▸ **REQUIRED WORK**: State only the count of lines in the listing below that hold "Happiness".

▸ **Records from a collection**:
■ ■ ■ ■
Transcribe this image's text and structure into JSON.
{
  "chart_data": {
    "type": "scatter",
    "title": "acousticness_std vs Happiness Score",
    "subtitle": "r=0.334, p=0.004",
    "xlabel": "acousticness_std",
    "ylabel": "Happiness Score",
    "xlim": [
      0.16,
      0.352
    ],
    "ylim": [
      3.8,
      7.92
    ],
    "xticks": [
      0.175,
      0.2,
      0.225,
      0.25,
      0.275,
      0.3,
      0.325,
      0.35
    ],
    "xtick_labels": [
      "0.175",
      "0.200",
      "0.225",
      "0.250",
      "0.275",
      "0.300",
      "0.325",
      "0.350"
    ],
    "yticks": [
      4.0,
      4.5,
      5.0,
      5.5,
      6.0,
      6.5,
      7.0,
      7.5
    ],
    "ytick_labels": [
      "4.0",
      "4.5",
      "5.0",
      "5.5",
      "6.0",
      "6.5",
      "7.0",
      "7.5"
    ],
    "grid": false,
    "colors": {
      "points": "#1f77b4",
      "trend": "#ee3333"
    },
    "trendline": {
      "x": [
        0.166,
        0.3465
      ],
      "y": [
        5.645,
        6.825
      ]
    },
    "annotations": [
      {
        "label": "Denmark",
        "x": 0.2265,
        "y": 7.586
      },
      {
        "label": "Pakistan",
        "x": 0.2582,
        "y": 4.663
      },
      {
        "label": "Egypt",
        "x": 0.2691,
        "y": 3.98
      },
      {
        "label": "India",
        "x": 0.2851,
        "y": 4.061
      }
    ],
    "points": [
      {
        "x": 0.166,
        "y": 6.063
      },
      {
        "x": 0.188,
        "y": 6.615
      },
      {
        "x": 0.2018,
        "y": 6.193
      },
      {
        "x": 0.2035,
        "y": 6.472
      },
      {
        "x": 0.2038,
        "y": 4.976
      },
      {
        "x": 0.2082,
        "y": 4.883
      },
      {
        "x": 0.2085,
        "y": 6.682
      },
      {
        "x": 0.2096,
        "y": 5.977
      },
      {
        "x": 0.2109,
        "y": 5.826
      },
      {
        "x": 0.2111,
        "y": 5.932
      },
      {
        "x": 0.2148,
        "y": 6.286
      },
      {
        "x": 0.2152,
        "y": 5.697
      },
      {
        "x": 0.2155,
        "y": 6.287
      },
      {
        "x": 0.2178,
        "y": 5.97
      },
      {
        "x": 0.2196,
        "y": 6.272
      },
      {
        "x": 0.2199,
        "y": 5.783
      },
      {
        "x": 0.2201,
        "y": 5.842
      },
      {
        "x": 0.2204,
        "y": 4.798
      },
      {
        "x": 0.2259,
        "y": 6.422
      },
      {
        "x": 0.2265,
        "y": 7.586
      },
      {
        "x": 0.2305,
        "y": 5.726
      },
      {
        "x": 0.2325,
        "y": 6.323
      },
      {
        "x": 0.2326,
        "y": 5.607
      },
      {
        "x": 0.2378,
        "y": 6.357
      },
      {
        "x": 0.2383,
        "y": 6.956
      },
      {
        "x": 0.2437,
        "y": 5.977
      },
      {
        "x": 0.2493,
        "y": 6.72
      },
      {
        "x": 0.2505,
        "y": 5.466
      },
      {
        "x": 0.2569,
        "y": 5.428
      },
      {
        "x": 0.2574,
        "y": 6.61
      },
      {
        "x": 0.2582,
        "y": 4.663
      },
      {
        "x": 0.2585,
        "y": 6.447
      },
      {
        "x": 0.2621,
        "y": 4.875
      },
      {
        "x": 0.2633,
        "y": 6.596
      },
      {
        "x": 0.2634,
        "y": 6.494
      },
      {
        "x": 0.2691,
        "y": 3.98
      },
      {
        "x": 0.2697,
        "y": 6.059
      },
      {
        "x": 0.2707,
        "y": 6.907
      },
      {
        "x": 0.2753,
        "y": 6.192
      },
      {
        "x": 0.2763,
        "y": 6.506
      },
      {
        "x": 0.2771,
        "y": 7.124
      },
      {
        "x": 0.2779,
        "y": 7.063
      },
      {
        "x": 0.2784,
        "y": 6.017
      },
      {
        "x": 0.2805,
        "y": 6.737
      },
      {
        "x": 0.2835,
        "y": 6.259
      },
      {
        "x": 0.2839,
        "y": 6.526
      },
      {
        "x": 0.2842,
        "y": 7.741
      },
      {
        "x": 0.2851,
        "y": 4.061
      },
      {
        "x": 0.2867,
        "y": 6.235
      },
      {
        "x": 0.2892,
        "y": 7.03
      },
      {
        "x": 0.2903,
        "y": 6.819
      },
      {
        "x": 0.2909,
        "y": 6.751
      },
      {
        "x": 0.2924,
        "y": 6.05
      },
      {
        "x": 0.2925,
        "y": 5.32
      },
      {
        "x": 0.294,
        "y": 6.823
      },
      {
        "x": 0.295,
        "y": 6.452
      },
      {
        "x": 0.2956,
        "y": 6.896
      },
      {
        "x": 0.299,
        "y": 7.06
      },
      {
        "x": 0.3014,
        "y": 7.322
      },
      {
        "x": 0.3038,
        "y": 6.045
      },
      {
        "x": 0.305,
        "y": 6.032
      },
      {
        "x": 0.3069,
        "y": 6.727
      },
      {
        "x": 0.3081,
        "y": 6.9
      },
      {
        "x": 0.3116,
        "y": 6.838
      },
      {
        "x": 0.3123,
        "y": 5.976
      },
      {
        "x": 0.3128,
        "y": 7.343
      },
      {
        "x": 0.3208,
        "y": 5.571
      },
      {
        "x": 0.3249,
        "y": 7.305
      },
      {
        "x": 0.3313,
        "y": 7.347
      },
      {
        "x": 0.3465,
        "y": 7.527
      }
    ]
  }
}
■ ■ ■ ■
▸ **EXERCISE SOLUTION**: 2